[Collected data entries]

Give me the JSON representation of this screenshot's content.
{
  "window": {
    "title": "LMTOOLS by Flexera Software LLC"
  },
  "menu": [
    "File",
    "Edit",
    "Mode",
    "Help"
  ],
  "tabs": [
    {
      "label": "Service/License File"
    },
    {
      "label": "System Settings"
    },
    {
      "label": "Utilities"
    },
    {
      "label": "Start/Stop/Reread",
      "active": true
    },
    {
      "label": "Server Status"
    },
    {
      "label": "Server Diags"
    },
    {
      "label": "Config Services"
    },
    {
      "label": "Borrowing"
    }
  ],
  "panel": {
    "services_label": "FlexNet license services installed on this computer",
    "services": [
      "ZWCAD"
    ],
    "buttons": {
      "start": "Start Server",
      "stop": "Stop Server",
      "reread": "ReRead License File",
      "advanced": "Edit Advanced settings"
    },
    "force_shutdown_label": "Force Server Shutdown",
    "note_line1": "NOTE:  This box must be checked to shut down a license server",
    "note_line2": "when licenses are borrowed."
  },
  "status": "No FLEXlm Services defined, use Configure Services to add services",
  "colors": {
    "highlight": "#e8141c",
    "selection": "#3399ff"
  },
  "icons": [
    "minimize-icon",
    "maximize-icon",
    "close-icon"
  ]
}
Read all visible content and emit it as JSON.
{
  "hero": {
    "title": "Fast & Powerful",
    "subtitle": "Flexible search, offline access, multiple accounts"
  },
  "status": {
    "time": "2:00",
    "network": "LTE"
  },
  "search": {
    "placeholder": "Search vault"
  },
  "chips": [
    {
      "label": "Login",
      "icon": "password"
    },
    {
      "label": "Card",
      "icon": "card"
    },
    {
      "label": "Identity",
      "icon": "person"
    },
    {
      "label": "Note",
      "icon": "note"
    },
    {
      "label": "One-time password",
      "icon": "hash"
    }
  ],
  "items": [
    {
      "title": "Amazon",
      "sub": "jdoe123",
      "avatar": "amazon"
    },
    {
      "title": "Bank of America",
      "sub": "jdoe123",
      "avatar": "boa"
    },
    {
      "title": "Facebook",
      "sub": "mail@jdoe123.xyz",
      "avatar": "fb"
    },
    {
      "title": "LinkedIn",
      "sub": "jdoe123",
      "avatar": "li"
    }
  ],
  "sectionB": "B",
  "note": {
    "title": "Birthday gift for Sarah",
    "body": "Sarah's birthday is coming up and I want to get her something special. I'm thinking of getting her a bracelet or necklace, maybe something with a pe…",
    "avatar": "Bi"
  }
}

-- Exercise objective --
All of the entries need to be reproduced exactly; please write them out.

-- Expected answer --
Give me the JSON representation of this screenshot's content.
{
  "window": {
    "title": "LMTOOLS by Flexera Software LLC"
  },
  "menu": [
    "File",
    "Edit",
    "Mode",
    "Help"
  ],
  "tabs": [
    {
      "label": "Service/License File"
    },
    {
      "label": "System Settings"
    },
    {
      "label": "Utilities"
    },
    {
      "label": "Start/Stop/Reread",
      "active": true
    },
    {
      "label": "Server Status"
    },
    {
      "label": "Server Diags"
    },
    {
      "label": "Config Services"
    },
    {
      "label": "Borrowing"
    }
  ],
  "panel": {
    "services_label": "FlexNet license services installed on this computer",
    "services": [
      "ZWCAD"
    ],
    "buttons": {
      "start": "Start Server",
      "stop": "Stop Server",
      "reread": "ReRead License File",
      "advanced": "Edit Advanced settings"
    },
    "force_shutdown_label": "Force Server Shutdown",
    "note_line1": "NOTE:  This box must be checked to shut down a license server",
    "note_line2": "when licenses are borrowed."
  },
  "status": "No FLEXlm Services defined, use Configure Services to add services",
  "colors": {
    "highlight": "#e8141c",
    "selection": "#3399ff"
  },
  "icons": [
    "minimize-icon",
    "maximize-icon",
    "close-icon"
  ]
}
Read all visible content and emit it as JSON.
{
  "hero": {
    "title": "Fast & Powerful",
    "subtitle": "Flexible search, offline access, multiple accounts"
  },
  "status": {
    "time": "2:00",
    "network": "LTE"
  },
  "search": {
    "placeholder": "Search vault"
  },
  "chips": [
    {
      "label": "Login",
      "icon": "password"
    },
    {
      "label": "Card",
      "icon": "card"
    },
    {
      "label": "Identity",
      "icon": "person"
    },
    {
      "label": "Note",
      "icon": "note"
    },
    {
      "label": "One-time password",
      "icon": "hash"
    }
  ],
  "items": [
    {
      "title": "Amazon",
      "sub": "jdoe123",
      "avatar": "amazon"
    },
    {
      "title": "Bank of America",
      "sub": "jdoe123",
      "avatar": "boa"
    },
    {
      "title": "Facebook",
      "sub": "mail@jdoe123.xyz",
      "avatar": "fb"
    },
    {
      "title": "LinkedIn",
      "sub": "jdoe123",
      "avatar": "li"
    }
  ],
  "sectionB": "B",
  "note": {
    "title": "Birthday gift for Sarah",
    "body": "Sarah's birthday is coming up and I want to get her something special. I'm thinking of getting her a bracelet or necklace, maybe something with a pe…",
    "avatar": "Bi"
  }
}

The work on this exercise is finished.